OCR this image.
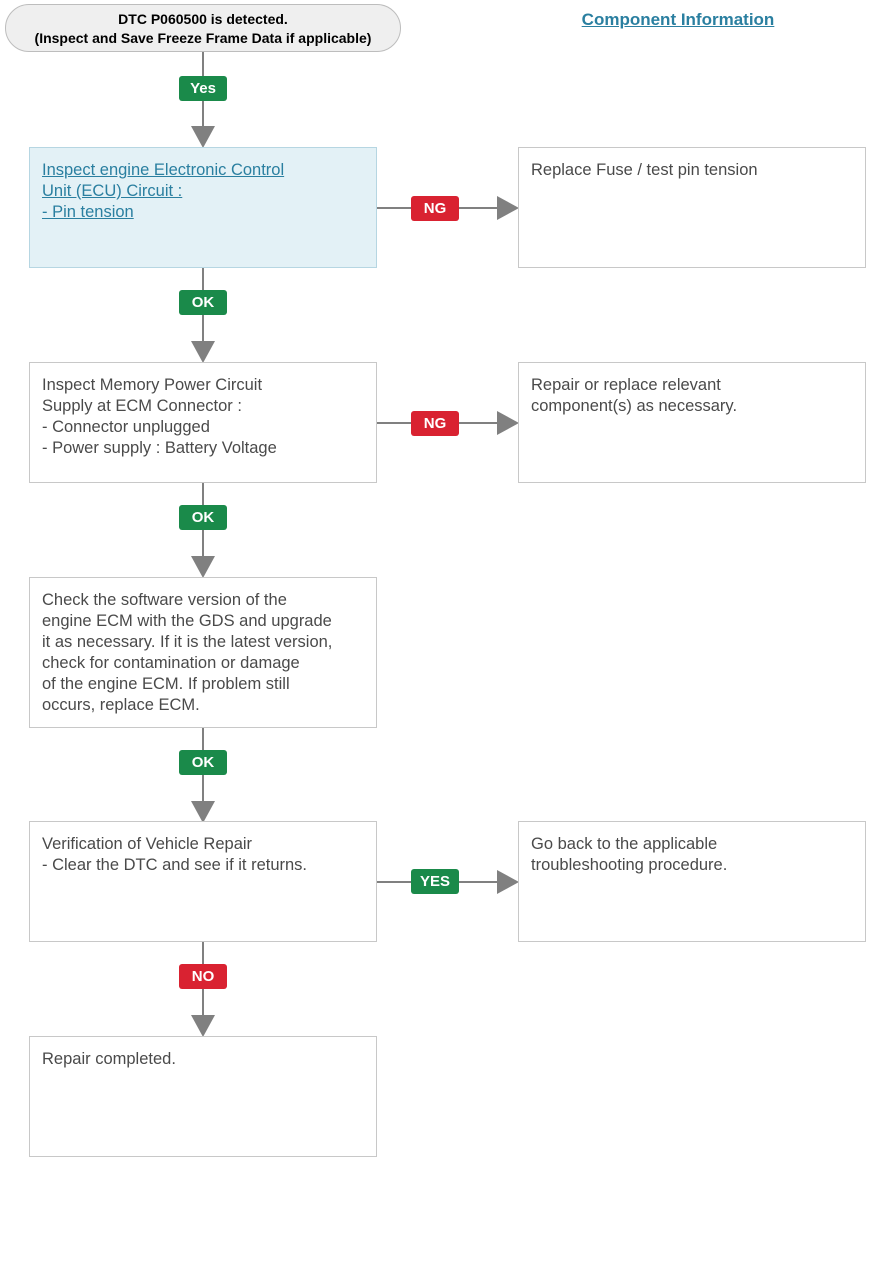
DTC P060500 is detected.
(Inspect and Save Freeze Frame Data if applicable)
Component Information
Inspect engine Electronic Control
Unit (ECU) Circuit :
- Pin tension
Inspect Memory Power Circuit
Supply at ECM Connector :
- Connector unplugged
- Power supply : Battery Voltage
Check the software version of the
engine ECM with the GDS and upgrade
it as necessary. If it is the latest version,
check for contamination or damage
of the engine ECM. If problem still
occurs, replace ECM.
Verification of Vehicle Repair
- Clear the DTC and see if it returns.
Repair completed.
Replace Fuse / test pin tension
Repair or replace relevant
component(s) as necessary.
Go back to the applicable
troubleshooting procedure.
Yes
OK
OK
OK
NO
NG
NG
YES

====================

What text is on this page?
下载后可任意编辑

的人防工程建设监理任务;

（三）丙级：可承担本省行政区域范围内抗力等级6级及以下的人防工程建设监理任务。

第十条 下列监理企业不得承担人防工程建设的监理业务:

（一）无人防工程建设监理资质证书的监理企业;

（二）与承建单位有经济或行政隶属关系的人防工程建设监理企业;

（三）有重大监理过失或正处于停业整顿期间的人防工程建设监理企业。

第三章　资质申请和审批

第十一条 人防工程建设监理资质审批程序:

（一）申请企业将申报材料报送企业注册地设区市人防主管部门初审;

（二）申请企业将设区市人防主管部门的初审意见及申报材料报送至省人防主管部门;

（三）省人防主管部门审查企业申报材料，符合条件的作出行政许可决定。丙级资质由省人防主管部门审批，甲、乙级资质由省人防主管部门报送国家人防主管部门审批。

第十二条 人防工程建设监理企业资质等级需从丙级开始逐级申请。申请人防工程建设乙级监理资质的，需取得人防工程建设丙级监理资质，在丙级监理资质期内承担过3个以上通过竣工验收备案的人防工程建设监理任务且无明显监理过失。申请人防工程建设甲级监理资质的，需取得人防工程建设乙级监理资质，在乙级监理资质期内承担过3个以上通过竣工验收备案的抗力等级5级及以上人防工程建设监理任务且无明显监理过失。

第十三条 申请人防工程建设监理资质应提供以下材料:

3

====================

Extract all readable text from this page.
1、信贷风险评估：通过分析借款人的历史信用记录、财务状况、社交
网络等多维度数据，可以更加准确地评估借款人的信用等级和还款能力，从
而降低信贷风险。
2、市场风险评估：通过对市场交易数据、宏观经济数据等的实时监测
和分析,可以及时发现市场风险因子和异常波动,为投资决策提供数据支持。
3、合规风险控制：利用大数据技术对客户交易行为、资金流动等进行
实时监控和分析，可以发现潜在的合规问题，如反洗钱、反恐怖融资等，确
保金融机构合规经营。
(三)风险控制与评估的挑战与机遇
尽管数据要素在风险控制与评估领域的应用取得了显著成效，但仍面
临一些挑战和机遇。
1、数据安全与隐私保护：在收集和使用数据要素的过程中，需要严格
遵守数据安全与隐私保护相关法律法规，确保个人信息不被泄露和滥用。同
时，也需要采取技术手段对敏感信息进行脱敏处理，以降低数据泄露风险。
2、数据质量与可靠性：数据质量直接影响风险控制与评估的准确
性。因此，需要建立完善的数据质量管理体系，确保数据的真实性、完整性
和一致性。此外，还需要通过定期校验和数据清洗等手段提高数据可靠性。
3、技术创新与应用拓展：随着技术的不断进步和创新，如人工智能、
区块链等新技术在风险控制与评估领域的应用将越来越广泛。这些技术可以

====================

## What is needed:
Within the entries above, work out how many lines contain the word "this". The number alone is the answer.

## Output below:
3